Your task is to quote the material that follows, in full and exactly.
----------------------------------------
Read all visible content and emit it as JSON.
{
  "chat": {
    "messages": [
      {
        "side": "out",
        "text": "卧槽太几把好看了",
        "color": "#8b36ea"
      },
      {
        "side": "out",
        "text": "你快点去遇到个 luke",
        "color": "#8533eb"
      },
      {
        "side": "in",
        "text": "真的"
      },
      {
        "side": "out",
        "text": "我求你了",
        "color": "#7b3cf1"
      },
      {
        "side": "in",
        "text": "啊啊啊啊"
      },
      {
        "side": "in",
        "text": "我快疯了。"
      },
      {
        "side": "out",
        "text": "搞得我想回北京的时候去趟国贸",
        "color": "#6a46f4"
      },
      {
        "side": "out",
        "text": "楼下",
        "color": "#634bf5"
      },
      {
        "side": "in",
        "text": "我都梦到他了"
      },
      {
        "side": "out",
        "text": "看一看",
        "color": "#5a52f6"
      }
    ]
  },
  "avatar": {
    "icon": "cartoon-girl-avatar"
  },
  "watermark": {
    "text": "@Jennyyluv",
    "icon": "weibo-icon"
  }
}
----------------------------------------
# Result of the exercise:
Read all visible content and emit it as JSON.
{
  "chat": {
    "messages": [
      {
        "side": "out",
        "text": "卧槽太几把好看了",
        "color": "#8b36ea"
      },
      {
        "side": "out",
        "text": "你快点去遇到个 luke",
        "color": "#8533eb"
      },
      {
        "side": "in",
        "text": "真的"
      },
      {
        "side": "out",
        "text": "我求你了",
        "color": "#7b3cf1"
      },
      {
        "side": "in",
        "text": "啊啊啊啊"
      },
      {
        "side": "in",
        "text": "我快疯了。"
      },
      {
        "side": "out",
        "text": "搞得我想回北京的时候去趟国贸",
        "color": "#6a46f4"
      },
      {
        "side": "out",
        "text": "楼下",
        "color": "#634bf5"
      },
      {
        "side": "in",
        "text": "我都梦到他了"
      },
      {
        "side": "out",
        "text": "看一看",
        "color": "#5a52f6"
      }
    ]
  },
  "avatar": {
    "icon": "cartoon-girl-avatar"
  },
  "watermark": {
    "text": "@Jennyyluv",
    "icon": "weibo-icon"
  }
}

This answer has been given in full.